Information given -
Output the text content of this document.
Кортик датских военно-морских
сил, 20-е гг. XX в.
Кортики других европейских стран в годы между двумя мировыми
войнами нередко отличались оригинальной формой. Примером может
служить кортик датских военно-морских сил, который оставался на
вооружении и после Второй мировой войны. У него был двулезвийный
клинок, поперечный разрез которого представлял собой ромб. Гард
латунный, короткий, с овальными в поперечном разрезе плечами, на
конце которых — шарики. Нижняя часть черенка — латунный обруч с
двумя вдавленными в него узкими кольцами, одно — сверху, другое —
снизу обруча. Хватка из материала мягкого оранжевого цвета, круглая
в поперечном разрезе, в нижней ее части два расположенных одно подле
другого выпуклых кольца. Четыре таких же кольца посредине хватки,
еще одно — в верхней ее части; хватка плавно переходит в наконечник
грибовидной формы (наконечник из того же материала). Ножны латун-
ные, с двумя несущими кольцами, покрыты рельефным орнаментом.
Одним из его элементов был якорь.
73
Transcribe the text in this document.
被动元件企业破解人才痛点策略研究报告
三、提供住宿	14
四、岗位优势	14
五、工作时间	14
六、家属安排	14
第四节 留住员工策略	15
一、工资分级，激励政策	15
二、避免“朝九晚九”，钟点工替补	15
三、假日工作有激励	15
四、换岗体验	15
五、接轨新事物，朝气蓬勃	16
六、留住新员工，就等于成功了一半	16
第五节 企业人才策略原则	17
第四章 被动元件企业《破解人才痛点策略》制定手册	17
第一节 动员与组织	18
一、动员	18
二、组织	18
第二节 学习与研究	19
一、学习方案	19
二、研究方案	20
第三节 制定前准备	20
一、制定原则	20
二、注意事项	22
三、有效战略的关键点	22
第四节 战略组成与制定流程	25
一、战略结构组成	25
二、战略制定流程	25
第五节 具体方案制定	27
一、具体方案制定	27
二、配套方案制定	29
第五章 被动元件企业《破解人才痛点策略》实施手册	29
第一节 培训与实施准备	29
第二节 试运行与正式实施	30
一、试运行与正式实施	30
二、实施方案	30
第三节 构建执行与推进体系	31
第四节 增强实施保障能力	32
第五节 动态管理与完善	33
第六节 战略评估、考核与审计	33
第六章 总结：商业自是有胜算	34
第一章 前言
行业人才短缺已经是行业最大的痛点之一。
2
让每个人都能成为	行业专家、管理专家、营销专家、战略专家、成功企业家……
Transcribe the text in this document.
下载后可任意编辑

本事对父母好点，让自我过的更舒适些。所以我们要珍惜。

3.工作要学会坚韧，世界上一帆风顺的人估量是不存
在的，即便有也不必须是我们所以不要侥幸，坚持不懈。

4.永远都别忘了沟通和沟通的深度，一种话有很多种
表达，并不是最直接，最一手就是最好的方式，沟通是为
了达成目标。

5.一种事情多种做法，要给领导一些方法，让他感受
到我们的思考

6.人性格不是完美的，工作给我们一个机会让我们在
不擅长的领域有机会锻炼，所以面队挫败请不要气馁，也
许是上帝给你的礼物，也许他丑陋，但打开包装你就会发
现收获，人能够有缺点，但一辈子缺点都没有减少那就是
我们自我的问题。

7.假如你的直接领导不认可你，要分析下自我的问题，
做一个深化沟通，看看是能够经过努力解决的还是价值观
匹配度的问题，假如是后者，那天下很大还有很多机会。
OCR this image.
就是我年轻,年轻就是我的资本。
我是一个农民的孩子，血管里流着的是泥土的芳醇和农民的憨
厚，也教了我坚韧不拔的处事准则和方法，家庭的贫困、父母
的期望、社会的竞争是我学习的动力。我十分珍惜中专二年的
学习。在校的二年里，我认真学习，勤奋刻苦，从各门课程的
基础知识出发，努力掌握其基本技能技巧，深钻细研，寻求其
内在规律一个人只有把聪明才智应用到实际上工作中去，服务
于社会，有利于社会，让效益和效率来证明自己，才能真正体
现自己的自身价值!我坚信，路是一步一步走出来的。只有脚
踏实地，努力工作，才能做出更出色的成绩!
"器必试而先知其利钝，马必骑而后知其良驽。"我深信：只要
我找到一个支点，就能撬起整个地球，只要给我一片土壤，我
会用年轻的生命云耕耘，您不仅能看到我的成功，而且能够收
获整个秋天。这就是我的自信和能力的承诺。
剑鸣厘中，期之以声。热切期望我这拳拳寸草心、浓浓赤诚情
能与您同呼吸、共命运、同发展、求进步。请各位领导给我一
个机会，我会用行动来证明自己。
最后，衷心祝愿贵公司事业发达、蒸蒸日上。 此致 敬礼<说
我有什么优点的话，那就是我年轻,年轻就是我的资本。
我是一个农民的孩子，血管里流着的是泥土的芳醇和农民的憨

Objective -
Which lines include "части"? Copy each of them out.

Solution to this exercise -
в поперечном разрезе, в нижней ее части два расположенных одно подле
еще одно — в верхней ее части; хватка плавно переходит в наконечник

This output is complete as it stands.